The exercise
Scan the entries below. List each line with "label".

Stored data
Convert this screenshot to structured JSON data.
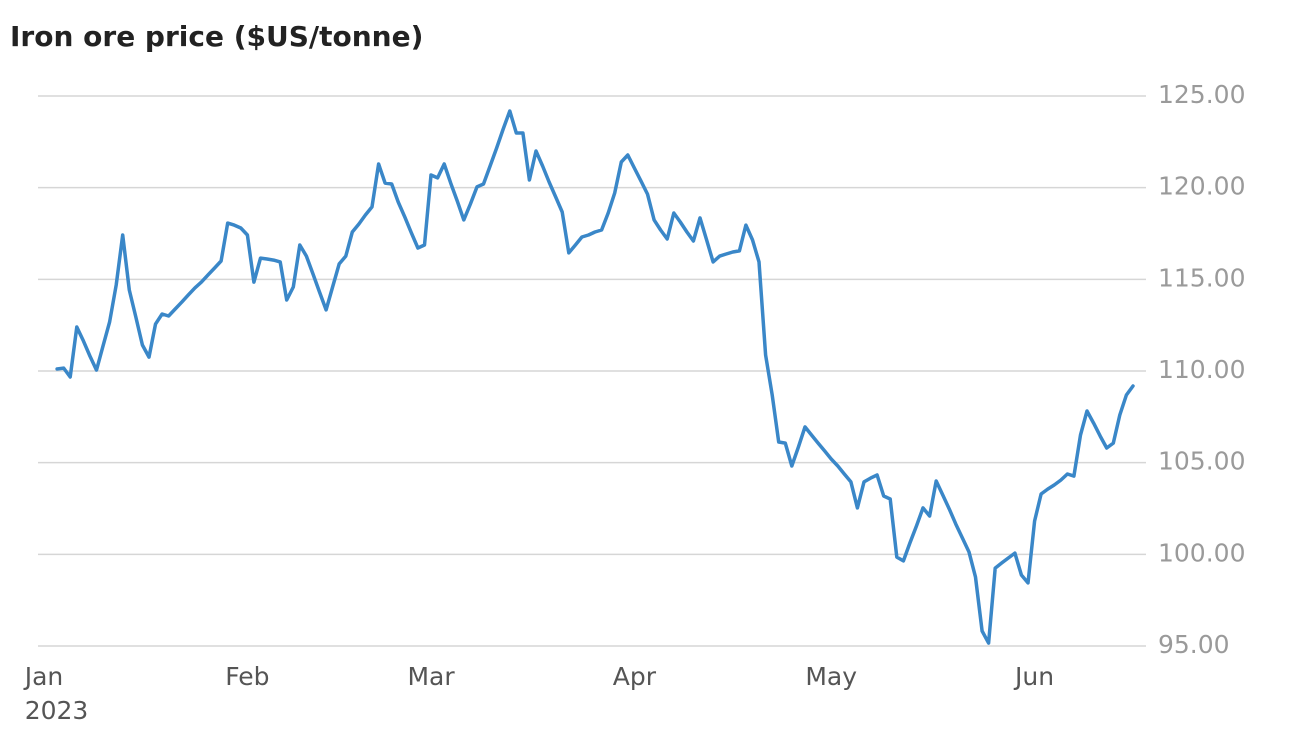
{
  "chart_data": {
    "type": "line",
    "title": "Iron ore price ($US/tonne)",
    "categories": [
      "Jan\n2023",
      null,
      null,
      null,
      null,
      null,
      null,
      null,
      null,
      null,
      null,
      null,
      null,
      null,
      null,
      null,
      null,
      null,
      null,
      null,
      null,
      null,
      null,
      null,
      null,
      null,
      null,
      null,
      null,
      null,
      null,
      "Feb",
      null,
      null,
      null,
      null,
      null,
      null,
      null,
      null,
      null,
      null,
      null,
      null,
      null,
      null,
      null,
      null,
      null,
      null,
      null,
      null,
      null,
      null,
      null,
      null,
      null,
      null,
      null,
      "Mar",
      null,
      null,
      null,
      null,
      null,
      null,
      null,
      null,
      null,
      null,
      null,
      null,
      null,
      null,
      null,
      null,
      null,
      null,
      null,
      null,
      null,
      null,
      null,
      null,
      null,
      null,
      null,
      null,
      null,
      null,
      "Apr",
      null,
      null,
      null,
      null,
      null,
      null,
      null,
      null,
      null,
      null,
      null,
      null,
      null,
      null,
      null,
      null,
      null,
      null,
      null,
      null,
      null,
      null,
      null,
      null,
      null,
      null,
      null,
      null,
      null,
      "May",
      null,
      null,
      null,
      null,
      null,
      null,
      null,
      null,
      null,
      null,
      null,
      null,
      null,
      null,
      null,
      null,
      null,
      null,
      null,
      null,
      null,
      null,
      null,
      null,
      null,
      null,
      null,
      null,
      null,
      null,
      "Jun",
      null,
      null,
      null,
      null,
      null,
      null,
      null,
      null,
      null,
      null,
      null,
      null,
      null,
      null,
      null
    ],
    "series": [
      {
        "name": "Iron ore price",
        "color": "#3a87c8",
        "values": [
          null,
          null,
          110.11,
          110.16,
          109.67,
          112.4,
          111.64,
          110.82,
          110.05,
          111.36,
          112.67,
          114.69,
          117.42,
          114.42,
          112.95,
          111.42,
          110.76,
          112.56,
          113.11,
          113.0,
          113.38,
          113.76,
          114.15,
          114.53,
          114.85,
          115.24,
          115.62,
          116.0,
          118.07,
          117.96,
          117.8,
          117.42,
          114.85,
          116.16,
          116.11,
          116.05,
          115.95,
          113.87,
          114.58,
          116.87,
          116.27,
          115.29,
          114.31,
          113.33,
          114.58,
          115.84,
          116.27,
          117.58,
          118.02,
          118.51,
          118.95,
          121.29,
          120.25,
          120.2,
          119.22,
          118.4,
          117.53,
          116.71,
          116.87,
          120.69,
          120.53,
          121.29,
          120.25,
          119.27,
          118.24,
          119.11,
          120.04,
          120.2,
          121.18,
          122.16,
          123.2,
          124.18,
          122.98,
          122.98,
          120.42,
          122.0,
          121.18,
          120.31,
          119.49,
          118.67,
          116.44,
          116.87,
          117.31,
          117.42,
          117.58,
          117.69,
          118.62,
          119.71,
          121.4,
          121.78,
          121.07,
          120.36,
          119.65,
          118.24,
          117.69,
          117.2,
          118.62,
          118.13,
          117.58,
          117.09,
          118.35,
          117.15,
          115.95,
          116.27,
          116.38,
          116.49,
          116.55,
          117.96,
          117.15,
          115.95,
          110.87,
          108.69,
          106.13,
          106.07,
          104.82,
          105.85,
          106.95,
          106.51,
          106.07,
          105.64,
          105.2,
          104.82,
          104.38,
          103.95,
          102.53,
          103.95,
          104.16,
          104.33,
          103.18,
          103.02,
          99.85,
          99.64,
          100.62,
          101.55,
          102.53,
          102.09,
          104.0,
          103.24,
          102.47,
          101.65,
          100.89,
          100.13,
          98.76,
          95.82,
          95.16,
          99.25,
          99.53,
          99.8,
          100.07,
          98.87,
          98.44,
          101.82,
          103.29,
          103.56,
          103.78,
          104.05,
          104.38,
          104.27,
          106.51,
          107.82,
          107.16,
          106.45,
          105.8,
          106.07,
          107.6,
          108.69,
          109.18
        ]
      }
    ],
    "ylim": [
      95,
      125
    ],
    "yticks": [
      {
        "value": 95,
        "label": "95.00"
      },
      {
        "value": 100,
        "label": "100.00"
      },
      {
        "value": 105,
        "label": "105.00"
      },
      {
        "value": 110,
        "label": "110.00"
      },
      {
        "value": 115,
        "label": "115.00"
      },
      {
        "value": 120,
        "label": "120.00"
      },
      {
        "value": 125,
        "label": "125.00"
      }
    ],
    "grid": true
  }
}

Completed task
        "label": "95.00"
        "label": "100.00"
        "label": "105.00"
        "label": "110.00"
        "label": "115.00"
        "label": "120.00"
        "label": "125.00"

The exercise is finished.